Is "With a Little Help From My Friends" the Perfect Song?

by Gary Ewer, from “The Essential Secrets of Songwriting” website:

I believe the best songwriters in the world are the best listeners. You can spend a lot of time trying to come up with the next gem, but it’s the ones who really listen to successful songs, trying to figure out why they work, that succeed. And in my opinion, Lennon & McCartney’s “With a Little Help From My Friends” is perhaps the quintesential perfect song.

So what makes this song work so well?

  1. Simplicity. There’s nothing tricky, nothing overly unexpected. In fact, it’s the perfect balance between predictability and innovation. I’ve always made the point that hit songs are strongly balanced toward predictability, with only a touch of innovation.
  2. The use of the tonic (key) note. The verse almost entirely avoids the tonic note, leaving that pitch to be stated and restated by the refrain. This works because verses should have a feeling of incompleteness about them, a sense of needing a chorus (or in this song’s case, a refrain) to complete the song. The refrain’s “Oh, I get by…” does this.

• [Stated goal]: Reproduce the passage of the songwriting article starting with "1. Simplicity. There’s" and going on through "touch of innovation.". The records that come next are drawn from a separate source.

• [Data]:
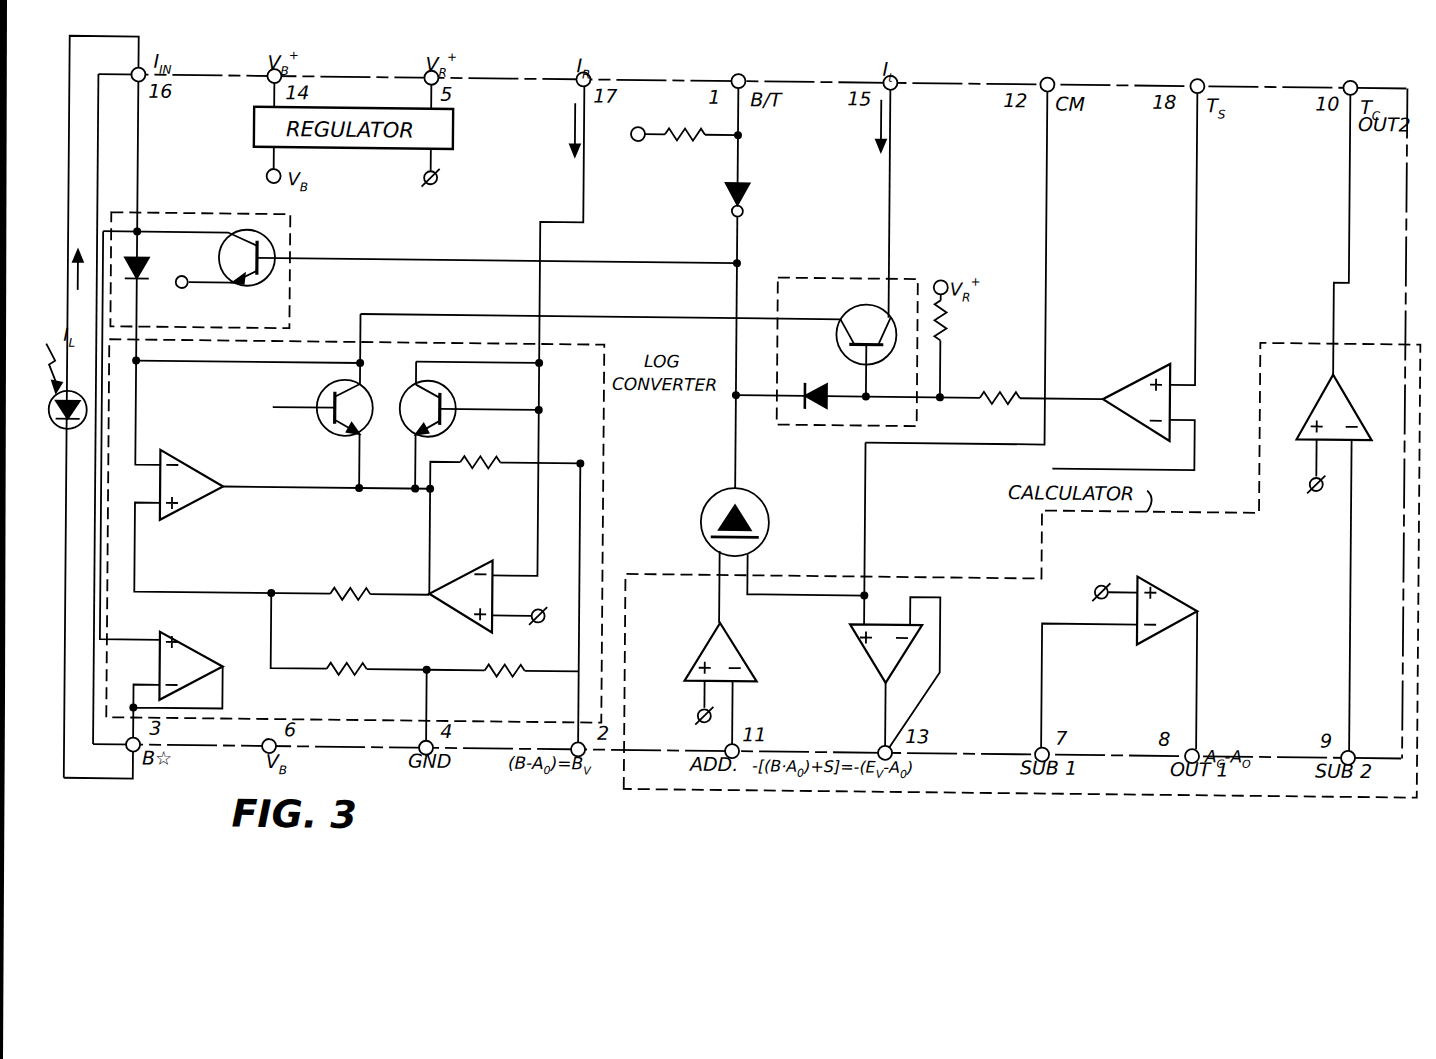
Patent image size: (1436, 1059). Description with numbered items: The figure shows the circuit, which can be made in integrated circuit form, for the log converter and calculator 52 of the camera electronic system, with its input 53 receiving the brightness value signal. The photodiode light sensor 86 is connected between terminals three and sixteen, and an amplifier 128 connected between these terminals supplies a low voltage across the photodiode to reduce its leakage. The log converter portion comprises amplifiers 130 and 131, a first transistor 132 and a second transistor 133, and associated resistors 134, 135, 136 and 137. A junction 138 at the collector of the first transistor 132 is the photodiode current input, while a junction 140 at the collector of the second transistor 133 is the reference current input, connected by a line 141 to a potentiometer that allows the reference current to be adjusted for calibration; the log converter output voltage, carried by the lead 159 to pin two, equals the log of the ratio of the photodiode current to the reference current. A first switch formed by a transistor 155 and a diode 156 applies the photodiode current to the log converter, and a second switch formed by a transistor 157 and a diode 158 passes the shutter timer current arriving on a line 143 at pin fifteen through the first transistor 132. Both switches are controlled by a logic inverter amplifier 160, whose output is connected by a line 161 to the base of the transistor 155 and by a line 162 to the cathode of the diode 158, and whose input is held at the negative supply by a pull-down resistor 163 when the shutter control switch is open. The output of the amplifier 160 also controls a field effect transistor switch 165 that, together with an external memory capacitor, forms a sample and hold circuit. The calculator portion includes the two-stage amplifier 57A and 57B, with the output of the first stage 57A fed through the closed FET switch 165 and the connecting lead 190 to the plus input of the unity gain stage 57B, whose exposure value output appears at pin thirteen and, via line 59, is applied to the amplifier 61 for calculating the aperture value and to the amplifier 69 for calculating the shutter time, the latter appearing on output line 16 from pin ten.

The output line 16 is at (1351, 214).
The log converter and calculator 52 is at (792, 66).
The input 53 is at (590, 758).
The amplifier 57A is at (712, 637).
The amplifier 57B is at (864, 645).
The line 59 is at (885, 738).
The amplifier 61 is at (1178, 584).
The amplifier 69 is at (1330, 367).
The light sensor 86 is at (93, 417).
The amplifier 128 is at (211, 628).
The amplifier 130 is at (201, 465).
The amplifier 131 is at (467, 566).
The first transistor 132 is at (321, 390).
The second transistor 133 is at (453, 390).
The resistor 134 is at (359, 660).
The resistor 135 is at (354, 582).
The resistor 136 is at (489, 455).
The resistor 137 is at (515, 672).
The junction 138 is at (363, 338).
The junction 140 is at (550, 356).
The line 141 is at (542, 283).
The line 143 is at (892, 169).
The transistor 155 is at (267, 240).
The diode 156 is at (152, 261).
The transistor 157 is at (863, 295).
The diode 158 is at (818, 406).
The conductor 159 is at (584, 455).
The logic inverter amplifier 160 is at (748, 184).
The line 161 is at (647, 251).
The line 162 is at (739, 289).
The pull-down resistor 163 is at (692, 137).
The field effect transistor switch 165 is at (765, 499).
The conductor 190 is at (777, 588).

• [Final answer]:
1. Simplicity. There’s nothing tricky, nothing overly unexpected. In fact, it’s the perfect balance between predictability and innovation. I’ve always made the point that hit songs are strongly balanced toward predictability, with only a touch of innovation.